**What you have to do**
Type out the records that follow, exactly as given.

++++ Data provided

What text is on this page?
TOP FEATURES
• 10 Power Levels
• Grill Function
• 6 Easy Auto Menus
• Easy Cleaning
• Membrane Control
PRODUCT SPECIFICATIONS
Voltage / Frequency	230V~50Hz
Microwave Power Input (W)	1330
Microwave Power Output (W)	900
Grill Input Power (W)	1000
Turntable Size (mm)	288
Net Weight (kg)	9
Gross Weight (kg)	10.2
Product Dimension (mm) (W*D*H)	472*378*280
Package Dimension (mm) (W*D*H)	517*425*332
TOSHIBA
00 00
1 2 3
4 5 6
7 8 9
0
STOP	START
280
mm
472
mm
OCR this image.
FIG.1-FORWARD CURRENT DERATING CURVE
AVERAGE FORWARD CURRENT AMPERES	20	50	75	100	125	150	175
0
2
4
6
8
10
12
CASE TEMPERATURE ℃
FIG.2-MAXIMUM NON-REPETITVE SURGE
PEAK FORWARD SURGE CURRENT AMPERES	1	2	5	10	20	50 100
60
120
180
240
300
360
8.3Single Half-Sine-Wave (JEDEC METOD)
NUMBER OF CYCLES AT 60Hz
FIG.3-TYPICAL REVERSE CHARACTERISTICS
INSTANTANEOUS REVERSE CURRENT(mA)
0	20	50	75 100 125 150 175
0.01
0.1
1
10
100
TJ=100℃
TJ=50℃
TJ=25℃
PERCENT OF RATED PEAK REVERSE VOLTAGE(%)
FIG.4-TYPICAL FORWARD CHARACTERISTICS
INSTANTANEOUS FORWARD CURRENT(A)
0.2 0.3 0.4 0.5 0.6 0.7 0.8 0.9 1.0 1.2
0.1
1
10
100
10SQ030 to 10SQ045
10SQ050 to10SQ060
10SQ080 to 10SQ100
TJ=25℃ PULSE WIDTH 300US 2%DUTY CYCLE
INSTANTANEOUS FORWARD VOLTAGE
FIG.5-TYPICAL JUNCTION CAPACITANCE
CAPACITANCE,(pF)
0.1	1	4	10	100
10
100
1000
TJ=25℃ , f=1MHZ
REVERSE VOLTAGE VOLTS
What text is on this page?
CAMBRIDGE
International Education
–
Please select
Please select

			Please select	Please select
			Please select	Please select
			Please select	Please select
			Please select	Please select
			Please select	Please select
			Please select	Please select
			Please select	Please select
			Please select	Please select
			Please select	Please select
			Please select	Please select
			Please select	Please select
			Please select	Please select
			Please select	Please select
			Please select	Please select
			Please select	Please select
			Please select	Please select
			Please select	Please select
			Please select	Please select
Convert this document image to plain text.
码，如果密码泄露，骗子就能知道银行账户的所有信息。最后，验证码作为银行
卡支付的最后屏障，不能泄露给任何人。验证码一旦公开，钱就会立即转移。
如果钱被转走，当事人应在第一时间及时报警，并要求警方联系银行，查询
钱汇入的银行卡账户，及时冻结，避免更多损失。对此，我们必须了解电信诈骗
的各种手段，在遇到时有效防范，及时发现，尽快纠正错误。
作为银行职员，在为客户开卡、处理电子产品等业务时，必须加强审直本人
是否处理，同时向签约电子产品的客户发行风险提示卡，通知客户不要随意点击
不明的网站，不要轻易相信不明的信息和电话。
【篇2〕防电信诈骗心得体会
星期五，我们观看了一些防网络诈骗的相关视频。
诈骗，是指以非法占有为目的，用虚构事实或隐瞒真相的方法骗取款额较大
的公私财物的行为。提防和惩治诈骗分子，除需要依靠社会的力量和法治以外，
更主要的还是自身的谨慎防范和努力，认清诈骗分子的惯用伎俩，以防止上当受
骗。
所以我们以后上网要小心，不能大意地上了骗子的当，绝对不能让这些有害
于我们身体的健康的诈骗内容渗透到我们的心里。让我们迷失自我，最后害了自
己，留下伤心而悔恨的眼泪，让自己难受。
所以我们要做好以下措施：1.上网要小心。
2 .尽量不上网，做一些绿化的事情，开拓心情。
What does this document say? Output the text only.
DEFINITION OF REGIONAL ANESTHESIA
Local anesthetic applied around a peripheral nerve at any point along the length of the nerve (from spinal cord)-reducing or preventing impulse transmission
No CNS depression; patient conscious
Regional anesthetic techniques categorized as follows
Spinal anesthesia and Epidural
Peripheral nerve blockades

++++++++

**Solution to the problem**
What text is on this page?
TOP FEATURES
• 10 Power Levels
• Grill Function
• 6 Easy Auto Menus
• Easy Cleaning
• Membrane Control
PRODUCT SPECIFICATIONS
Voltage / Frequency	230V~50Hz
Microwave Power Input (W)	1330
Microwave Power Output (W)	900
Grill Input Power (W)	1000
Turntable Size (mm)	288
Net Weight (kg)	9
Gross Weight (kg)	10.2
Product Dimension (mm) (W*D*H)	472*378*280
Package Dimension (mm) (W*D*H)	517*425*332
TOSHIBA
00 00
1 2 3
4 5 6
7 8 9
0
STOP	START
280
mm
472
mm
OCR this image.
FIG.1-FORWARD CURRENT DERATING CURVE
AVERAGE FORWARD CURRENT AMPERES	20	50	75	100	125	150	175
0
2
4
6
8
10
12
CASE TEMPERATURE ℃
FIG.2-MAXIMUM NON-REPETITVE SURGE
PEAK FORWARD SURGE CURRENT AMPERES	1	2	5	10	20	50 100
60
120
180
240
300
360
8.3Single Half-Sine-Wave (JEDEC METOD)
NUMBER OF CYCLES AT 60Hz
FIG.3-TYPICAL REVERSE CHARACTERISTICS
INSTANTANEOUS REVERSE CURRENT(mA)
0	20	50	75 100 125 150 175
0.01
0.1
1
10
100
TJ=100℃
TJ=50℃
TJ=25℃
PERCENT OF RATED PEAK REVERSE VOLTAGE(%)
FIG.4-TYPICAL FORWARD CHARACTERISTICS
INSTANTANEOUS FORWARD CURRENT(A)
0.2 0.3 0.4 0.5 0.6 0.7 0.8 0.9 1.0 1.2
0.1
1
10
100
10SQ030 to 10SQ045
10SQ050 to10SQ060
10SQ080 to 10SQ100
TJ=25℃ PULSE WIDTH 300US 2%DUTY CYCLE
INSTANTANEOUS FORWARD VOLTAGE
FIG.5-TYPICAL JUNCTION CAPACITANCE
CAPACITANCE,(pF)
0.1	1	4	10	100
10
100
1000
TJ=25℃ , f=1MHZ
REVERSE VOLTAGE VOLTS
What text is on this page?
CAMBRIDGE
International Education
–
Please select
Please select

			Please select	Please select
			Please select	Please select
			Please select	Please select
			Please select	Please select
			Please select	Please select
			Please select	Please select
			Please select	Please select
			Please select	Please select
			Please select	Please select
			Please select	Please select
			Please select	Please select
			Please select	Please select
			Please select	Please select
			Please select	Please select
			Please select	Please select
			Please select	Please select
			Please select	Please select
			Please select	Please select
Convert this document image to plain text.
码，如果密码泄露，骗子就能知道银行账户的所有信息。最后，验证码作为银行
卡支付的最后屏障，不能泄露给任何人。验证码一旦公开，钱就会立即转移。
如果钱被转走，当事人应在第一时间及时报警，并要求警方联系银行，查询
钱汇入的银行卡账户，及时冻结，避免更多损失。对此，我们必须了解电信诈骗
的各种手段，在遇到时有效防范，及时发现，尽快纠正错误。
作为银行职员，在为客户开卡、处理电子产品等业务时，必须加强审直本人
是否处理，同时向签约电子产品的客户发行风险提示卡，通知客户不要随意点击
不明的网站，不要轻易相信不明的信息和电话。
【篇2〕防电信诈骗心得体会
星期五，我们观看了一些防网络诈骗的相关视频。
诈骗，是指以非法占有为目的，用虚构事实或隐瞒真相的方法骗取款额较大
的公私财物的行为。提防和惩治诈骗分子，除需要依靠社会的力量和法治以外，
更主要的还是自身的谨慎防范和努力，认清诈骗分子的惯用伎俩，以防止上当受
骗。
所以我们以后上网要小心，不能大意地上了骗子的当，绝对不能让这些有害
于我们身体的健康的诈骗内容渗透到我们的心里。让我们迷失自我，最后害了自
己，留下伤心而悔恨的眼泪，让自己难受。
所以我们要做好以下措施：1.上网要小心。
2 .尽量不上网，做一些绿化的事情，开拓心情。
What does this document say? Output the text only.
DEFINITION OF REGIONAL ANESTHESIA
Local anesthetic applied around a peripheral nerve at any point along the length of the nerve (from spinal cord)-reducing or preventing impulse transmission
No CNS depression; patient conscious
Regional anesthetic techniques categorized as follows
Spinal anesthesia and Epidural
Peripheral nerve blockades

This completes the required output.